Record list:
··········
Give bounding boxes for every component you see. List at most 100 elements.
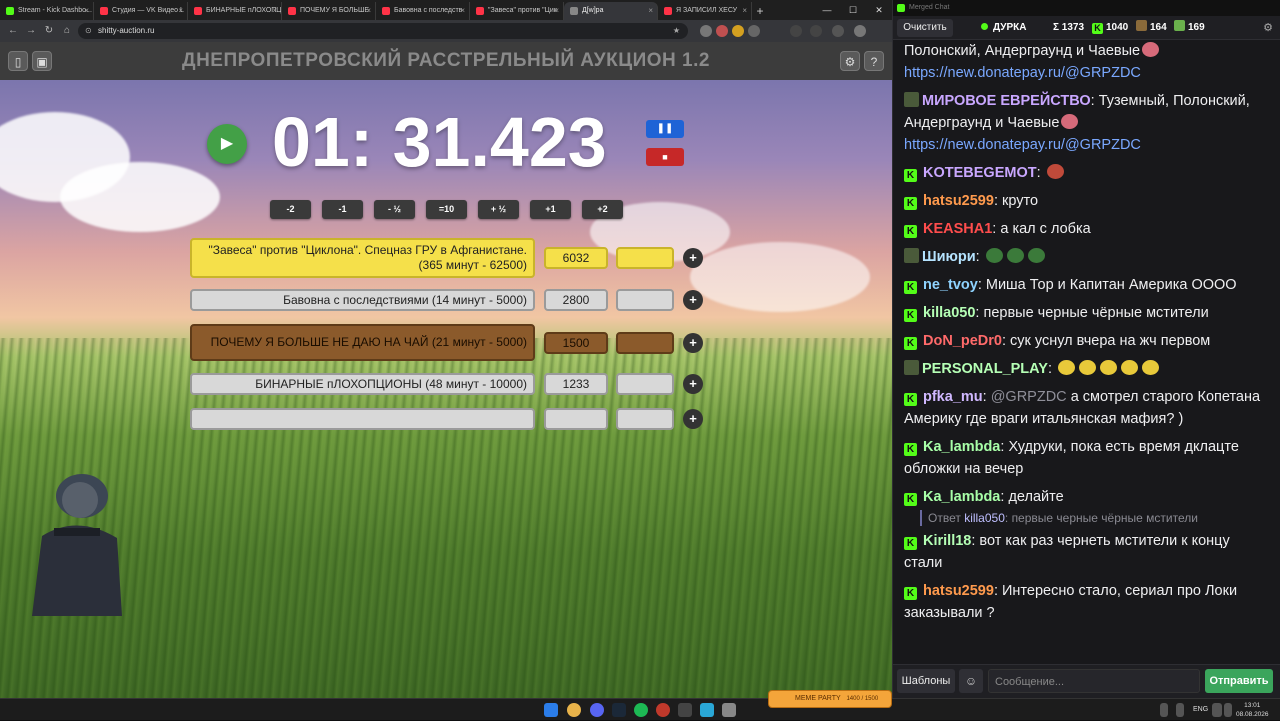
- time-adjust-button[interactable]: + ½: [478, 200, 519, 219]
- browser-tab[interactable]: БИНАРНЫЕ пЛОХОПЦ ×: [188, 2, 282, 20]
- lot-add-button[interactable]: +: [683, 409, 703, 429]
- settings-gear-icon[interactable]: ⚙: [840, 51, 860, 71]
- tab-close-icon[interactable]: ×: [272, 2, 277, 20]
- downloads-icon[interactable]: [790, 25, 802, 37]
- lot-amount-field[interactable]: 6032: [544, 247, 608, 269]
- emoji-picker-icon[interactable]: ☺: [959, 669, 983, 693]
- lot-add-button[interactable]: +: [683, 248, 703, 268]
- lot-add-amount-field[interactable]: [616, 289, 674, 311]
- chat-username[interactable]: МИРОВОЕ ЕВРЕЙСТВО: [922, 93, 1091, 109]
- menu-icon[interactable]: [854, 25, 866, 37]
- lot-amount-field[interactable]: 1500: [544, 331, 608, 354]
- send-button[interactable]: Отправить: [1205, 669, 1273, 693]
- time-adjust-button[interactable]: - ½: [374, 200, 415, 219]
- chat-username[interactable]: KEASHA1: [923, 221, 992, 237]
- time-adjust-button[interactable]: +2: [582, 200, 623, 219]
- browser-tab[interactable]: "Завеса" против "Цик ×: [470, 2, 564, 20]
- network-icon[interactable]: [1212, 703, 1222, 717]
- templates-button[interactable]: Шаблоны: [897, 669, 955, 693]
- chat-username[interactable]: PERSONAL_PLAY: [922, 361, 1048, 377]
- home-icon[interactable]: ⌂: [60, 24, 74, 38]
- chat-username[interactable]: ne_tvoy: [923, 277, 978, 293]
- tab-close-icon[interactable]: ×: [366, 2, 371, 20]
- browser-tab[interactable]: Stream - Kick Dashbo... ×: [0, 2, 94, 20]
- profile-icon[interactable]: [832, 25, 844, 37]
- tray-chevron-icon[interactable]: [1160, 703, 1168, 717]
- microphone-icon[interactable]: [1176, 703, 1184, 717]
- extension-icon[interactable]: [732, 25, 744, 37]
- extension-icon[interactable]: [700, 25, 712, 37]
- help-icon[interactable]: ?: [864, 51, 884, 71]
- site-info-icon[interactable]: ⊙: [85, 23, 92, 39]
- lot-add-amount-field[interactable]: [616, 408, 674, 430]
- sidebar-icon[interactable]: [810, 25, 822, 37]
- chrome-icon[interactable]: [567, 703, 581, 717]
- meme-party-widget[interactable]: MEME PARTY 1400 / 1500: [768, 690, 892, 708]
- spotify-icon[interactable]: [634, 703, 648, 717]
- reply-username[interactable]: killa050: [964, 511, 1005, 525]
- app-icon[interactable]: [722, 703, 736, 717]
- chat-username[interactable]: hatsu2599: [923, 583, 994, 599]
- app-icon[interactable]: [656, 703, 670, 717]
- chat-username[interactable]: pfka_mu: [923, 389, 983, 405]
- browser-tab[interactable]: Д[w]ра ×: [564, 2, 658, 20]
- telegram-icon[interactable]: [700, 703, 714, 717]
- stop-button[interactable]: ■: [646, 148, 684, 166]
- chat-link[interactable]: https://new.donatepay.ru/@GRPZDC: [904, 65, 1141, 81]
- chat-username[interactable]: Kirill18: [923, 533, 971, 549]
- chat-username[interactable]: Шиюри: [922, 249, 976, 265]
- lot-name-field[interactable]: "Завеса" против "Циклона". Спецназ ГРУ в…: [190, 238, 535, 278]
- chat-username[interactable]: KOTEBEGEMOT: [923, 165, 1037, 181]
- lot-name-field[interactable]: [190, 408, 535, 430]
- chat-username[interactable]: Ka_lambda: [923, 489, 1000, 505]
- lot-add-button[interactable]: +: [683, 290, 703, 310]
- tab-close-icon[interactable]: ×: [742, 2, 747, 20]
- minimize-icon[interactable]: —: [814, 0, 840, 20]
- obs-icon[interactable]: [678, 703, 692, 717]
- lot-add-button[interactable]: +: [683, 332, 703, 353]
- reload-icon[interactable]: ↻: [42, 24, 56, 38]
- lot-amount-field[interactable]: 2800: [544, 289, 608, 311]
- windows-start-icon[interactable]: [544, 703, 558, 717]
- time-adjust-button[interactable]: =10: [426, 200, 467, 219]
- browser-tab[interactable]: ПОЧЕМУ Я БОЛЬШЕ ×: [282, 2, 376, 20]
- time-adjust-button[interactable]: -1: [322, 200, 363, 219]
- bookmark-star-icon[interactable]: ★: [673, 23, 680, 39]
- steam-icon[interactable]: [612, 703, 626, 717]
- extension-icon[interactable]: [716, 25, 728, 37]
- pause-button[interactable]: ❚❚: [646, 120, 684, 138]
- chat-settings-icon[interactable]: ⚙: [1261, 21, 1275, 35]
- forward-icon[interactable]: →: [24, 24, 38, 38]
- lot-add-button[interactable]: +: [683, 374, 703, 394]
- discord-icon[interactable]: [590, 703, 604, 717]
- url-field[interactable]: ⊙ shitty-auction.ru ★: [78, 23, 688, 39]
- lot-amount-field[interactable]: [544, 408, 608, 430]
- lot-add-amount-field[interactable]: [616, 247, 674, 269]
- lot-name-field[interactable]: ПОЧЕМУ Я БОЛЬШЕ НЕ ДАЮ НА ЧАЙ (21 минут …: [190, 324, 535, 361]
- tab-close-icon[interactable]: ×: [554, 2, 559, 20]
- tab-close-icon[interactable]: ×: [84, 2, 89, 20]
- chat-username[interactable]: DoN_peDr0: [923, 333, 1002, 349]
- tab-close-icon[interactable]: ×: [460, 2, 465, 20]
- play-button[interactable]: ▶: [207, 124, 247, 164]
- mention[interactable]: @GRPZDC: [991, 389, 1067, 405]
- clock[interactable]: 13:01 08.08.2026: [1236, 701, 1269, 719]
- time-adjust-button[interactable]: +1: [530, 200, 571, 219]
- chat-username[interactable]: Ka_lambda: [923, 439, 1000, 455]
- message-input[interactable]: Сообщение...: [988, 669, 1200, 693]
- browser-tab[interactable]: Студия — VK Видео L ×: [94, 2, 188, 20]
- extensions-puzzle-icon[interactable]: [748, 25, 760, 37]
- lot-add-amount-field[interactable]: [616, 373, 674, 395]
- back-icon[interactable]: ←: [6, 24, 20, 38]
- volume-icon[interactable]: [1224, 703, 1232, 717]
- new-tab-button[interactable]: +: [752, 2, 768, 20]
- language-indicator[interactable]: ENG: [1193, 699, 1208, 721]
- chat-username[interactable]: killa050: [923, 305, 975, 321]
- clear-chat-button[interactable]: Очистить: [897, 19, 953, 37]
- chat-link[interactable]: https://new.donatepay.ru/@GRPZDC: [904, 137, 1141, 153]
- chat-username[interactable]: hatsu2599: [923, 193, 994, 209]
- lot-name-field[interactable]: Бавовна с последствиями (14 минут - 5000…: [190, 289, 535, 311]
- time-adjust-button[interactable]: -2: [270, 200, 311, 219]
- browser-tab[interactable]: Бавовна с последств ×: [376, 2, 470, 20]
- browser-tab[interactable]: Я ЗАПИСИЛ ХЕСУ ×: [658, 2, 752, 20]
··········
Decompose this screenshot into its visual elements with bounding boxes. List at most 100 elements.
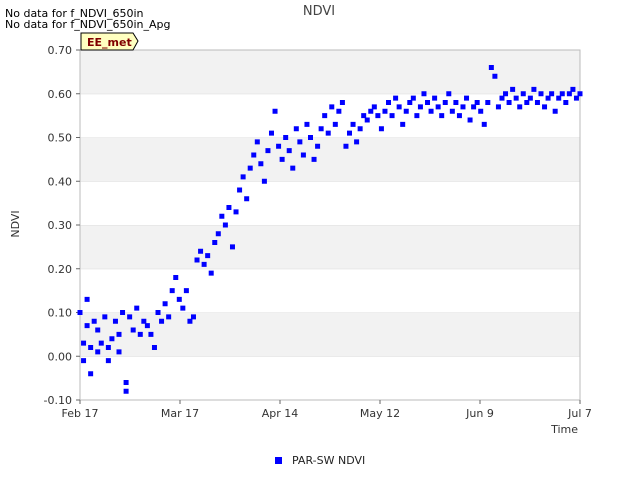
··········
Aim of the exercise: Transcribe every line from the one containing "Give bounding boxes" down to the one containing "- lot-amount-field[interactable]: 6032: [544, 247, 608, 269]", keeping both of those lines and leaving the pictures out.

Complete answer:
Give bounding boxes for every component you see. List at most 100 elements.
- time-adjust-button[interactable]: + ½: [478, 200, 519, 219]
- browser-tab[interactable]: БИНАРНЫЕ пЛОХОПЦ ×: [188, 2, 282, 20]
- lot-add-button[interactable]: +: [683, 409, 703, 429]
- settings-gear-icon[interactable]: ⚙: [840, 51, 860, 71]
- tab-close-icon[interactable]: ×: [272, 2, 277, 20]
- downloads-icon[interactable]: [790, 25, 802, 37]
- lot-amount-field[interactable]: 6032: [544, 247, 608, 269]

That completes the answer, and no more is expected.